* **What you will do**: Leave out the pictures, then reproduce the rest of the material exactly.

>> start Data for this exercise

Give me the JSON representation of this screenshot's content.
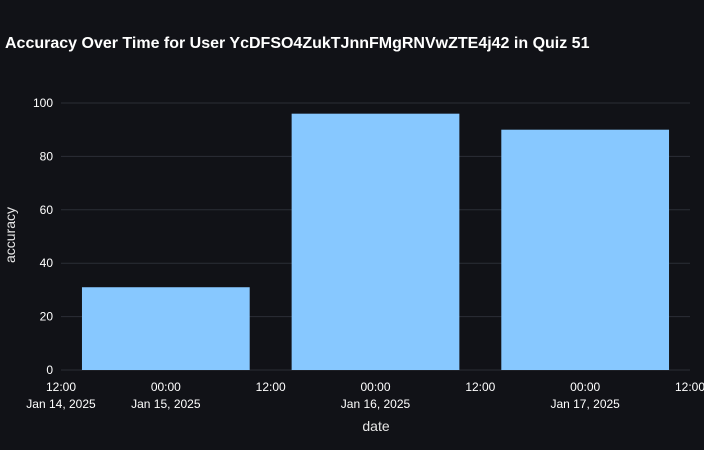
{
  "chart_data": {
    "type": "bar",
    "title": "Accuracy Over Time for User YcDFSO4ZukTJnnFMgRNVwZTE4j42 in Quiz 51",
    "xlabel": "date",
    "ylabel": "accuracy",
    "x": [
      "2025-01-15",
      "2025-01-16",
      "2025-01-17"
    ],
    "values": [
      31,
      96,
      90
    ],
    "ylim": [
      0,
      100
    ],
    "xlim": [
      "2025-01-14 12:00",
      "2025-01-17 12:00"
    ],
    "yticks": [
      "0",
      "20",
      "40",
      "60",
      "80",
      "100"
    ],
    "xticks": [
      {
        "line1": "12:00",
        "line2": "Jan 14, 2025"
      },
      {
        "line1": "00:00",
        "line2": "Jan 15, 2025"
      },
      {
        "line1": "12:00",
        "line2": ""
      },
      {
        "line1": "00:00",
        "line2": "Jan 16, 2025"
      },
      {
        "line1": "12:00",
        "line2": ""
      },
      {
        "line1": "00:00",
        "line2": "Jan 17, 2025"
      },
      {
        "line1": "12:00",
        "line2": ""
      }
    ],
    "bar_color": "#87c8ff",
    "grid": true,
    "background": "#111217"
  }
}
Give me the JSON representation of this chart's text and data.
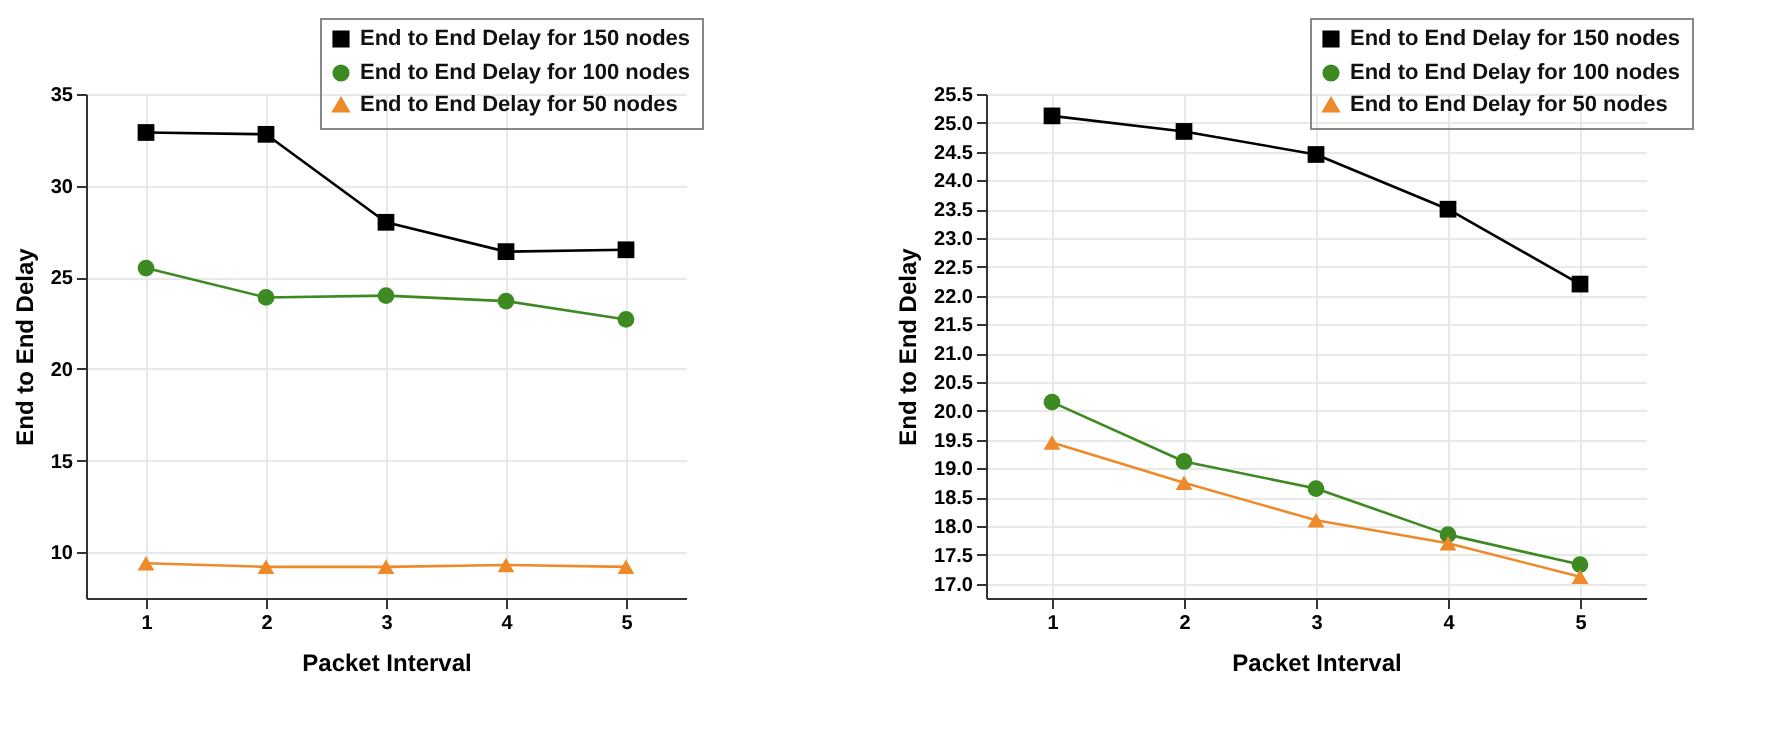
{
  "chart_data": [
    {
      "type": "line",
      "xlabel": "Packet Interval",
      "ylabel": "End to End Delay",
      "x": [
        1,
        2,
        3,
        4,
        5
      ],
      "xlim": [
        0.5,
        5.5
      ],
      "xticks": [
        1,
        2,
        3,
        4,
        5
      ],
      "ylim": [
        7.5,
        35
      ],
      "yticks": [
        10,
        15,
        20,
        25,
        30,
        35
      ],
      "grid": true,
      "legend": "top right",
      "series": [
        {
          "name": "End to End Delay for 150 nodes",
          "color": "#000000",
          "marker": "square",
          "values": [
            32.9,
            32.8,
            28.0,
            26.4,
            26.5
          ]
        },
        {
          "name": "End to End Delay for 100 nodes",
          "color": "#3d8a23",
          "marker": "circle",
          "values": [
            25.5,
            23.9,
            24.0,
            23.7,
            22.7
          ]
        },
        {
          "name": "End to End Delay for 50 nodes",
          "color": "#ee8a2a",
          "marker": "triangle",
          "values": [
            9.4,
            9.2,
            9.2,
            9.3,
            9.2
          ]
        }
      ]
    },
    {
      "type": "line",
      "xlabel": "Packet Interval",
      "ylabel": "End to End Delay",
      "x": [
        1,
        2,
        3,
        4,
        5
      ],
      "xlim": [
        0.5,
        5.5
      ],
      "xticks": [
        1,
        2,
        3,
        4,
        5
      ],
      "ylim": [
        16.75,
        25.5
      ],
      "yticks": [
        {
          "value": 17,
          "label": "17.0"
        },
        17.5,
        {
          "value": 18,
          "label": "18.0"
        },
        18.5,
        {
          "value": 19,
          "label": "19.0"
        },
        19.5,
        {
          "value": 20,
          "label": "20.0"
        },
        20.5,
        {
          "value": 21,
          "label": "21.0"
        },
        21.5,
        {
          "value": 22,
          "label": "22.0"
        },
        22.5,
        {
          "value": 23,
          "label": "23.0"
        },
        23.5,
        {
          "value": 24,
          "label": "24.0"
        },
        24.5,
        {
          "value": 25,
          "label": "25.0"
        },
        25.5
      ],
      "grid": true,
      "legend": "top right",
      "series": [
        {
          "name": "End to End Delay for 150 nodes",
          "color": "#000000",
          "marker": "square",
          "values": [
            25.12,
            24.85,
            24.45,
            23.5,
            22.2
          ]
        },
        {
          "name": "End to End Delay for 100 nodes",
          "color": "#3d8a23",
          "marker": "circle",
          "values": [
            20.15,
            19.12,
            18.65,
            17.85,
            17.33
          ]
        },
        {
          "name": "End to End Delay for 50 nodes",
          "color": "#ee8a2a",
          "marker": "triangle",
          "values": [
            19.45,
            18.75,
            18.1,
            17.7,
            17.12
          ]
        }
      ]
    }
  ]
}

>> end Data for this exercise

* **Answer for the task**:
Give me the JSON representation of this screenshot's content.
{
  "chart_data": {
    "type": "bar",
    "title": "Accuracy Over Time for User YcDFSO4ZukTJnnFMgRNVwZTE4j42 in Quiz 51",
    "xlabel": "date",
    "ylabel": "accuracy",
    "x": [
      "2025-01-15",
      "2025-01-16",
      "2025-01-17"
    ],
    "values": [
      31,
      96,
      90
    ],
    "ylim": [
      0,
      100
    ],
    "xlim": [
      "2025-01-14 12:00",
      "2025-01-17 12:00"
    ],
    "yticks": [
      "0",
      "20",
      "40",
      "60",
      "80",
      "100"
    ],
    "xticks": [
      {
        "line1": "12:00",
        "line2": "Jan 14, 2025"
      },
      {
        "line1": "00:00",
        "line2": "Jan 15, 2025"
      },
      {
        "line1": "12:00",
        "line2": ""
      },
      {
        "line1": "00:00",
        "line2": "Jan 16, 2025"
      },
      {
        "line1": "12:00",
        "line2": ""
      },
      {
        "line1": "00:00",
        "line2": "Jan 17, 2025"
      },
      {
        "line1": "12:00",
        "line2": ""
      }
    ],
    "bar_color": "#87c8ff",
    "grid": true,
    "background": "#111217"
  }
}
Give me the JSON representation of this chart's text and data.
{
  "chart_data": [
    {
      "type": "line",
      "xlabel": "Packet Interval",
      "ylabel": "End to End Delay",
      "x": [
        1,
        2,
        3,
        4,
        5
      ],
      "xlim": [
        0.5,
        5.5
      ],
      "xticks": [
        1,
        2,
        3,
        4,
        5
      ],
      "ylim": [
        7.5,
        35
      ],
      "yticks": [
        10,
        15,
        20,
        25,
        30,
        35
      ],
      "grid": true,
      "legend": "top right",
      "series": [
        {
          "name": "End to End Delay for 150 nodes",
          "color": "#000000",
          "marker": "square",
          "values": [
            32.9,
            32.8,
            28.0,
            26.4,
            26.5
          ]
        },
        {
          "name": "End to End Delay for 100 nodes",
          "color": "#3d8a23",
          "marker": "circle",
          "values": [
            25.5,
            23.9,
            24.0,
            23.7,
            22.7
          ]
        },
        {
          "name": "End to End Delay for 50 nodes",
          "color": "#ee8a2a",
          "marker": "triangle",
          "values": [
            9.4,
            9.2,
            9.2,
            9.3,
            9.2
          ]
        }
      ]
    },
    {
      "type": "line",
      "xlabel": "Packet Interval",
      "ylabel": "End to End Delay",
      "x": [
        1,
        2,
        3,
        4,
        5
      ],
      "xlim": [
        0.5,
        5.5
      ],
      "xticks": [
        1,
        2,
        3,
        4,
        5
      ],
      "ylim": [
        16.75,
        25.5
      ],
      "yticks": [
        {
          "value": 17,
          "label": "17.0"
        },
        17.5,
        {
          "value": 18,
          "label": "18.0"
        },
        18.5,
        {
          "value": 19,
          "label": "19.0"
        },
        19.5,
        {
          "value": 20,
          "label": "20.0"
        },
        20.5,
        {
          "value": 21,
          "label": "21.0"
        },
        21.5,
        {
          "value": 22,
          "label": "22.0"
        },
        22.5,
        {
          "value": 23,
          "label": "23.0"
        },
        23.5,
        {
          "value": 24,
          "label": "24.0"
        },
        24.5,
        {
          "value": 25,
          "label": "25.0"
        },
        25.5
      ],
      "grid": true,
      "legend": "top right",
      "series": [
        {
          "name": "End to End Delay for 150 nodes",
          "color": "#000000",
          "marker": "square",
          "values": [
            25.12,
            24.85,
            24.45,
            23.5,
            22.2
          ]
        },
        {
          "name": "End to End Delay for 100 nodes",
          "color": "#3d8a23",
          "marker": "circle",
          "values": [
            20.15,
            19.12,
            18.65,
            17.85,
            17.33
          ]
        },
        {
          "name": "End to End Delay for 50 nodes",
          "color": "#ee8a2a",
          "marker": "triangle",
          "values": [
            19.45,
            18.75,
            18.1,
            17.7,
            17.12
          ]
        }
      ]
    }
  ]
}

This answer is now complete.